### DIRECTIONS
Collect from the data below each line with "right".

========================================================================

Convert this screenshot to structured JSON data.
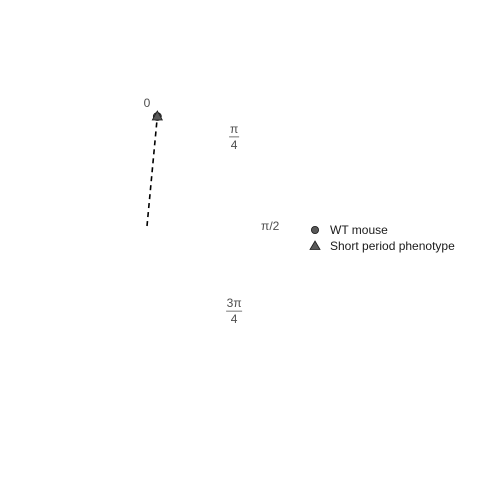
{
  "chart_data": {
    "type": "scatter",
    "coordinate_system": "polar",
    "angular_tick_labels": [
      {
        "angle": 0,
        "label": "0"
      },
      {
        "angle": 0.7854,
        "label": "π/4"
      },
      {
        "angle": 1.5708,
        "label": "π/2"
      },
      {
        "angle": 2.3562,
        "label": "3π/4"
      }
    ],
    "series": [
      {
        "name": "WT mouse",
        "marker": "circle",
        "points": [
          {
            "angle": 0.094,
            "radius": 1.0
          }
        ]
      },
      {
        "name": "Short period phenotype",
        "marker": "triangle",
        "points": [
          {
            "angle": 0.094,
            "radius": 1.0
          }
        ]
      }
    ],
    "mean_vector": {
      "angle": 0.094,
      "radius": 1.0,
      "style": "dashed"
    },
    "radius_max": 1.0,
    "grid": false,
    "legend_position": "right",
    "colors": {
      "marker_fill": "#595959",
      "marker_stroke": "#1a1a1a",
      "vector": "#000000",
      "text": "#4d4d4d"
    }
  }
}
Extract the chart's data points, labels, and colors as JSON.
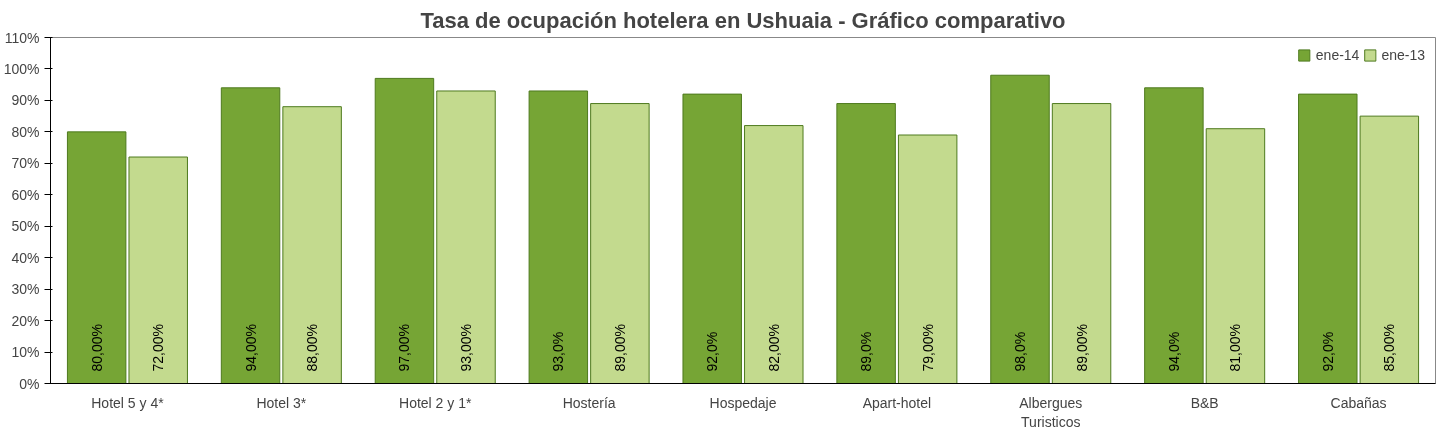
{
  "chart_data": {
    "type": "bar",
    "title": "Tasa de ocupación hotelera en Ushuaia - Gráfico comparativo",
    "categories": [
      "Hotel 5 y 4*",
      "Hotel 3*",
      "Hotel 2 y 1*",
      "Hostería",
      "Hospedaje",
      "Apart-hotel",
      "Albergues Turisticos",
      "B&B",
      "Cabañas"
    ],
    "series": [
      {
        "name": "ene-14",
        "color": "#76a535",
        "values": [
          80,
          94,
          97,
          93,
          92,
          89,
          98,
          94,
          92
        ],
        "value_labels": [
          "80,00%",
          "94,00%",
          "97,00%",
          "93,0%",
          "92,0%",
          "89,0%",
          "98,0%",
          "94,0%",
          "92,0%"
        ]
      },
      {
        "name": "ene-13",
        "color": "#c3da8e",
        "values": [
          72,
          88,
          93,
          89,
          82,
          79,
          89,
          81,
          85
        ],
        "value_labels": [
          "72,00%",
          "88,00%",
          "93,00%",
          "89,00%",
          "82,00%",
          "79,00%",
          "89,00%",
          "81,00%",
          "85,00%"
        ]
      }
    ],
    "ylim": [
      0,
      110
    ],
    "yticks": [
      {
        "value": 0,
        "label": "0%"
      },
      {
        "value": 10,
        "label": "10%"
      },
      {
        "value": 20,
        "label": "20%"
      },
      {
        "value": 30,
        "label": "30%"
      },
      {
        "value": 40,
        "label": "40%"
      },
      {
        "value": 50,
        "label": "50%"
      },
      {
        "value": 60,
        "label": "60%"
      },
      {
        "value": 70,
        "label": "70%"
      },
      {
        "value": 80,
        "label": "80%"
      },
      {
        "value": 90,
        "label": "90%"
      },
      {
        "value": 100,
        "label": "100%"
      },
      {
        "value": 110,
        "label": "110%"
      }
    ],
    "grid": false,
    "legend": "top right"
  }
}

========================================================================

### EXERCISE ANSWER
    "legend_position": "right",
    "legend": "top right"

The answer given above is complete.